Teks yang Disediakan:
▬▬▬▬▬▬▬▬▬▬

Oleh: Gatot Susanto
Pemerintah melindungi warganya dari praktik tak terpuji bank nakal. Bank Indonesia misalnya melarang bank obral kartu kredit. Surat Edaran BI membataai nasabah dengan pendapat Rp 3 - 10 juta dilarang memiliki kartu kredit lebih dari dua buah.
Bila ketahuan memiliki lebih dari 2 kartu kredit, nasabah yang bersangkutan diminta memilih mana yang harus ditutup. Bila tidak, pihak yang menerbitkan akan menutup salah satu kartu kredit tersebut. Pemilik kartu kredit tentu kelas menengah ke atas, bagaimama dengan warga kelas bawah, misalnya usaha mikro, yang banyak terjerat rente bank titil? Tetap saja negara harus melindunginya.
Salah satunya dengan melakukan edukasi, kampanye meninggalkan bank titil, menyiapkan lembaga pembiayaan untuk usaha mikro, hingga penegakan hukum bagi bank titil. Sebab aksi penetrasi bank titil dilakukan dengan sangat masif ke tengah masyarakat bawah, yang memang membutuhkan bantuan modal, meski hanya Rp 500 ribu sampai Rp 1 juta. Angka yang sangat kecil, tapi bagi pelaku usaha kecil yang sekecil itu sangat berarti bagi kelangsung usaha dan hidup mereka.
Masifnya aksi bank titil ini sangat dirasakan Ummu Kamilah. Pengusaha kuliner, pemilik warung soto dan siomay Rombong Ijo di Pujasera RZ Rahmah Bluru Permai Sidoarjo ini mengaku hampir setiap hari didatangi pelaku riba bank titil. Disebut bank titil karena pelakunya secara telaten, door to door, ke tempat usaha mikro dan kecil, di kampung kampung, pasar desa, toko pracangan, PKL, dan sejenisnya untuk ditawari pinjaman yang bunganya sangat mencekik. "Saya dirayu setiap hari, didatangi ke warung saya, diberi pinjaman berapa pun, tapi saya tahu mereka rente, lintah darat, sayabtidak mau kerja susah susah untuk mereka. Pengusa kecil tambah susah, boa mereka semakin kaya," katanya.

▬▬▬▬▬▬▬▬▬▬

Data Latihan:
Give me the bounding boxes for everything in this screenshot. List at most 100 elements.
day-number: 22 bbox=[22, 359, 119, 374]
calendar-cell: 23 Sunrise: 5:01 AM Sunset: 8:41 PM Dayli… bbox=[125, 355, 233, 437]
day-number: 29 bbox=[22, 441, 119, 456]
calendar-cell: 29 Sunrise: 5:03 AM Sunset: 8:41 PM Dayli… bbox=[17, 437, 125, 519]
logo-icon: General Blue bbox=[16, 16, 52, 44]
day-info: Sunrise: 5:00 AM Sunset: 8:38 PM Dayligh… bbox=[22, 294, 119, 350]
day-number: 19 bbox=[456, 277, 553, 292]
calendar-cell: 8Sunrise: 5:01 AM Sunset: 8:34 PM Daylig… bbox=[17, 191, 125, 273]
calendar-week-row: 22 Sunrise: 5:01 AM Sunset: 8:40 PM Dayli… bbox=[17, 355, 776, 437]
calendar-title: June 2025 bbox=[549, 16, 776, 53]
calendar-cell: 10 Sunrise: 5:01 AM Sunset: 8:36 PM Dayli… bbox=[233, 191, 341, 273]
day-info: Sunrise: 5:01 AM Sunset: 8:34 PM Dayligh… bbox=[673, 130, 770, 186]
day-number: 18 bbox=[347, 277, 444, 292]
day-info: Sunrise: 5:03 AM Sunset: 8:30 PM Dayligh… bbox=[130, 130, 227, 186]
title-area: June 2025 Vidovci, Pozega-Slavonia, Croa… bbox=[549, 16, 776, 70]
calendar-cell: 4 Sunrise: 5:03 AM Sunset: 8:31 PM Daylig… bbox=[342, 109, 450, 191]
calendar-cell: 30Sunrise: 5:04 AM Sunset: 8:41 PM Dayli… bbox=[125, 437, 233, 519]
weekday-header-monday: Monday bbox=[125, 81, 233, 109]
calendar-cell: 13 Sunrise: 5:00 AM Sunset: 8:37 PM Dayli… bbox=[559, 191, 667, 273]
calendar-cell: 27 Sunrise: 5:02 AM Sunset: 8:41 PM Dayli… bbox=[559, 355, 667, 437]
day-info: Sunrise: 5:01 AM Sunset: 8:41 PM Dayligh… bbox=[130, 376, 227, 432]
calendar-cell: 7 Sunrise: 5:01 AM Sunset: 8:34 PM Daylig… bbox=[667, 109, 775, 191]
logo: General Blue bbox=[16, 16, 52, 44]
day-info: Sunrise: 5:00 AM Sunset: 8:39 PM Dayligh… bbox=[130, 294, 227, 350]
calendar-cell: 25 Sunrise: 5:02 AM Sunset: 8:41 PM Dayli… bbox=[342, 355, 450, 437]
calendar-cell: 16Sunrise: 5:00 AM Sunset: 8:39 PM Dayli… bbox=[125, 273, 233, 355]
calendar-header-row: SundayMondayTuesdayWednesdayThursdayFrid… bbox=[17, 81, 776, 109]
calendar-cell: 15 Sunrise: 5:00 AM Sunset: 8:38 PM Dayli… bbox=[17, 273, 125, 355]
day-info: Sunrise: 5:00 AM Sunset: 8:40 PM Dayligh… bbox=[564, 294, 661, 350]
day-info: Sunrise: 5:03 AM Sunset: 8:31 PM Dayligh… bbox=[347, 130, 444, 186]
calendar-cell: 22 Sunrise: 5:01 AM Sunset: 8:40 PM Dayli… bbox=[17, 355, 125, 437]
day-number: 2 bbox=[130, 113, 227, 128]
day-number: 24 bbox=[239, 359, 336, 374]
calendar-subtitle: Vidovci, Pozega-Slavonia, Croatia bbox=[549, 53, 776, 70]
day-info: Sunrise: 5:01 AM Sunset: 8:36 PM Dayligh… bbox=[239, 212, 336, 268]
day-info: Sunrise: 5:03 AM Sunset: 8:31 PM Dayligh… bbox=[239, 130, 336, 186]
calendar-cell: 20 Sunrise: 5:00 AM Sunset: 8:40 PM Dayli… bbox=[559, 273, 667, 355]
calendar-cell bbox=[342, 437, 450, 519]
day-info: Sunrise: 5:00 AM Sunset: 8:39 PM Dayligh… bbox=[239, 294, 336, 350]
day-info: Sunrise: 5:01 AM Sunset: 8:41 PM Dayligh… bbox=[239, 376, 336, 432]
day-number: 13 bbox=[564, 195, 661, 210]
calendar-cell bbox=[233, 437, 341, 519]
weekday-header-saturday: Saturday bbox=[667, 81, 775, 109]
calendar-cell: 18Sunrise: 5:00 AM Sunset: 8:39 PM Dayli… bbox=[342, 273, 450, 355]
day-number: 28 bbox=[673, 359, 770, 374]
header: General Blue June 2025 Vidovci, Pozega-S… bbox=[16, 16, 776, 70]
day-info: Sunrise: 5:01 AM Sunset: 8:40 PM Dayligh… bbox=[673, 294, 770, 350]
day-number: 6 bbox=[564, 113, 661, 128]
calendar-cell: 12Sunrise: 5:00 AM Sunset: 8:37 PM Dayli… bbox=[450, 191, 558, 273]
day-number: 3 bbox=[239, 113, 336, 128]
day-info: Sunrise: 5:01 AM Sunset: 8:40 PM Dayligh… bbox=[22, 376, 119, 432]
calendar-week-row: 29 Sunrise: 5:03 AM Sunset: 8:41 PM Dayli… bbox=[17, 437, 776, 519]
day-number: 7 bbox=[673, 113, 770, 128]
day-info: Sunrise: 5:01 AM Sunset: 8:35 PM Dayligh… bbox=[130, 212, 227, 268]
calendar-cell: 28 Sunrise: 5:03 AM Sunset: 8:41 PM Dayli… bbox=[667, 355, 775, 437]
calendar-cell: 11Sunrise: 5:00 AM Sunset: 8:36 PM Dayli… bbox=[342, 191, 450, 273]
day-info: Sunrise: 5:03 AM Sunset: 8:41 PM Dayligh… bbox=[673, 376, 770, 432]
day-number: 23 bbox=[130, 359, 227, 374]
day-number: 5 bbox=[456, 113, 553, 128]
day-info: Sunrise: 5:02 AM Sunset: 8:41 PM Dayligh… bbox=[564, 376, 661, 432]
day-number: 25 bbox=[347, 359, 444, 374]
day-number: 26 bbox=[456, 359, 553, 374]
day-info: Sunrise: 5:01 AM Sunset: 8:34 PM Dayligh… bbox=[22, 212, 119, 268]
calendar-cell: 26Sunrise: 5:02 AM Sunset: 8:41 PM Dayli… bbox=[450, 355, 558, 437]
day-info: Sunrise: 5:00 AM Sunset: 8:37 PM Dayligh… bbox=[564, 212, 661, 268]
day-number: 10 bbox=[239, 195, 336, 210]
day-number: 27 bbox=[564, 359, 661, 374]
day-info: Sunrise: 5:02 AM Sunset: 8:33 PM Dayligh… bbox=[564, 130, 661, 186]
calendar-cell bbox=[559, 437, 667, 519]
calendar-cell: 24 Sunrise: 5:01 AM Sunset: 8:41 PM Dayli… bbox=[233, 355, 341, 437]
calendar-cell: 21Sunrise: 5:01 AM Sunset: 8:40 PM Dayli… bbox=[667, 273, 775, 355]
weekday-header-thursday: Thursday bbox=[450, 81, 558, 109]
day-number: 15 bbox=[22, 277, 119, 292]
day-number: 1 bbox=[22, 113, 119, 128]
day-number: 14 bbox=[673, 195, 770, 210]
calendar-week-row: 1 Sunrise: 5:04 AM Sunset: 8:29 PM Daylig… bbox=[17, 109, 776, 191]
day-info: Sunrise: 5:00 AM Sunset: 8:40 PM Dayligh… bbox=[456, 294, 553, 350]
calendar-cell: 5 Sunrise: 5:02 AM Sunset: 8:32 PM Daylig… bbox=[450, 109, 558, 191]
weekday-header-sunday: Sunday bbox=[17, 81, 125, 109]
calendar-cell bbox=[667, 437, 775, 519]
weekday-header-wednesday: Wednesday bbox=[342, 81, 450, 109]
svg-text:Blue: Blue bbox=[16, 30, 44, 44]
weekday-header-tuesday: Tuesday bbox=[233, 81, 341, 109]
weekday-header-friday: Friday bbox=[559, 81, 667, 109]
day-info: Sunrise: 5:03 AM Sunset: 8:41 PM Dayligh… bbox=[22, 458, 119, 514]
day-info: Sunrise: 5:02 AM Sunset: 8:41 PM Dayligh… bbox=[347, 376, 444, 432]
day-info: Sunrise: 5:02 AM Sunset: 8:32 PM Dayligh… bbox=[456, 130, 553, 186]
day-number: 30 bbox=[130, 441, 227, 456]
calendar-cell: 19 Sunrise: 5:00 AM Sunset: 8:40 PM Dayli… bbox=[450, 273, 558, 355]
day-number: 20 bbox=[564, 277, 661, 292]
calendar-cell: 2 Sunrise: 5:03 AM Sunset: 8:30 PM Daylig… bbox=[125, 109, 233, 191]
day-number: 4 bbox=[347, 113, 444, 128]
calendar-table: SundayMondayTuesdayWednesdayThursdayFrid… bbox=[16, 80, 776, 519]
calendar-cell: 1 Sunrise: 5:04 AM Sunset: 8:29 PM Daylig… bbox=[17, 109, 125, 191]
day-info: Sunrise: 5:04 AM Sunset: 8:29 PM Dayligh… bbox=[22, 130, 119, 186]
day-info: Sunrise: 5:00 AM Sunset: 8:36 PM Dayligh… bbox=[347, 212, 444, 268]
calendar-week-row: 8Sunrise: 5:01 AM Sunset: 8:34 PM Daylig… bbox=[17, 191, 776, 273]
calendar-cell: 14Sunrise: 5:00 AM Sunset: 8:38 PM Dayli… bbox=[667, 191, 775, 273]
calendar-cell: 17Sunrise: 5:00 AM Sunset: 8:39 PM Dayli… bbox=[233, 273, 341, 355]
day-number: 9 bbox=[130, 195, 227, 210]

▬▬▬▬▬▬▬▬▬▬

Tugas Kerja 1:
Sebutkan seluruh langkah yang menurut teks tentang bank titil dapat ditempuh negara untuk melindungi warga kelas bawah.
Tugas Kerja 2:
Salin bagian teks tentang bank titil mulai dari "Oleh: Gatot Susanto" dan terus hingga "negara harus melindunginya.".
Data tersebut merupakan bahan yang terpisah dari teks.

Penyelesaian Latihan 1:
- Melakukan edukasi
- Kampanye meninggalkan bank titil
- Menyiapkan lembaga pembiayaan untuk usaha mikro
- Penegakan hukum bagi bank titil

Penyelesaian Latihan 2:
Oleh: Gatot Susanto
Pemerintah melindungi warganya dari praktik tak terpuji bank nakal. Bank Indonesia misalnya melarang bank obral kartu kredit. Surat Edaran BI membataai nasabah dengan pendapat Rp 3 - 10 juta dilarang memiliki kartu kredit lebih dari dua buah.
Bila ketahuan memiliki lebih dari 2 kartu kredit, nasabah yang bersangkutan diminta memilih mana yang harus ditutup. Bila tidak, pihak yang menerbitkan akan menutup salah satu kartu kredit tersebut. Pemilik kartu kredit tentu kelas menengah ke atas, bagaimama dengan warga kelas bawah, misalnya usaha mikro, yang banyak terjerat rente bank titil? Tetap saja negara harus melindunginya.